[Extracted data entries]
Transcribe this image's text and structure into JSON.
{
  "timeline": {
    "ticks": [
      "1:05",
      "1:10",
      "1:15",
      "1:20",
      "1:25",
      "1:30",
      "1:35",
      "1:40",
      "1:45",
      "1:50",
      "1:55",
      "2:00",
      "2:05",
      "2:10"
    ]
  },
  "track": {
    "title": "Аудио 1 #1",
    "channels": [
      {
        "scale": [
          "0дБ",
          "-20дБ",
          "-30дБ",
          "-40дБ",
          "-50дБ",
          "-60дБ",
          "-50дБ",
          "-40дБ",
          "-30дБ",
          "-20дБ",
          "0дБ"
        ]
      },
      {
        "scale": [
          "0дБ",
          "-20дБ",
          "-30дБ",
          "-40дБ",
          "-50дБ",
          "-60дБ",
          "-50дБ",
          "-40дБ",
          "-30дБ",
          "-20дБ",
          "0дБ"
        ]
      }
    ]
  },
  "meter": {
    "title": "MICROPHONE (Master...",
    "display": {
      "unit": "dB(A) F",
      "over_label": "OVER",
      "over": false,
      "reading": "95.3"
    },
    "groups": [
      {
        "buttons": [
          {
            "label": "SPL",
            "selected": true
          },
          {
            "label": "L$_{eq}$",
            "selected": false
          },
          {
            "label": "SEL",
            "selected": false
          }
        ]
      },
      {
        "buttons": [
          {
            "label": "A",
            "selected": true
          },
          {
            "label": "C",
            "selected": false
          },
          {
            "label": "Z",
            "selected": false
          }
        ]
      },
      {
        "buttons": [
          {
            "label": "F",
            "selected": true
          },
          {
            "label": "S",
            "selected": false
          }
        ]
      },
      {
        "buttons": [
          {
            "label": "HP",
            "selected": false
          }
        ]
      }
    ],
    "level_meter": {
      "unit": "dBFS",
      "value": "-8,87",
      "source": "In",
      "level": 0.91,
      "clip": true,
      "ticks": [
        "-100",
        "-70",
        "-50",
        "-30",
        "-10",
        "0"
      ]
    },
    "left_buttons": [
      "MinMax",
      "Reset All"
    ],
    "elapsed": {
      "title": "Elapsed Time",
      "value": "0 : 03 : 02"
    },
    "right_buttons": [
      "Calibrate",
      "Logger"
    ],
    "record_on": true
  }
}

## Objective
Repeat the material word for word, in full.

## Problem solution
Transcribe this image's text and structure into JSON.
{
  "timeline": {
    "ticks": [
      "1:05",
      "1:10",
      "1:15",
      "1:20",
      "1:25",
      "1:30",
      "1:35",
      "1:40",
      "1:45",
      "1:50",
      "1:55",
      "2:00",
      "2:05",
      "2:10"
    ]
  },
  "track": {
    "title": "Аудио 1 #1",
    "channels": [
      {
        "scale": [
          "0дБ",
          "-20дБ",
          "-30дБ",
          "-40дБ",
          "-50дБ",
          "-60дБ",
          "-50дБ",
          "-40дБ",
          "-30дБ",
          "-20дБ",
          "0дБ"
        ]
      },
      {
        "scale": [
          "0дБ",
          "-20дБ",
          "-30дБ",
          "-40дБ",
          "-50дБ",
          "-60дБ",
          "-50дБ",
          "-40дБ",
          "-30дБ",
          "-20дБ",
          "0дБ"
        ]
      }
    ]
  },
  "meter": {
    "title": "MICROPHONE (Master...",
    "display": {
      "unit": "dB(A) F",
      "over_label": "OVER",
      "over": false,
      "reading": "95.3"
    },
    "groups": [
      {
        "buttons": [
          {
            "label": "SPL",
            "selected": true
          },
          {
            "label": "L$_{eq}$",
            "selected": false
          },
          {
            "label": "SEL",
            "selected": false
          }
        ]
      },
      {
        "buttons": [
          {
            "label": "A",
            "selected": true
          },
          {
            "label": "C",
            "selected": false
          },
          {
            "label": "Z",
            "selected": false
          }
        ]
      },
      {
        "buttons": [
          {
            "label": "F",
            "selected": true
          },
          {
            "label": "S",
            "selected": false
          }
        ]
      },
      {
        "buttons": [
          {
            "label": "HP",
            "selected": false
          }
        ]
      }
    ],
    "level_meter": {
      "unit": "dBFS",
      "value": "-8,87",
      "source": "In",
      "level": 0.91,
      "clip": true,
      "ticks": [
        "-100",
        "-70",
        "-50",
        "-30",
        "-10",
        "0"
      ]
    },
    "left_buttons": [
      "MinMax",
      "Reset All"
    ],
    "elapsed": {
      "title": "Elapsed Time",
      "value": "0 : 03 : 02"
    },
    "right_buttons": [
      "Calibrate",
      "Logger"
    ],
    "record_on": true
  }
}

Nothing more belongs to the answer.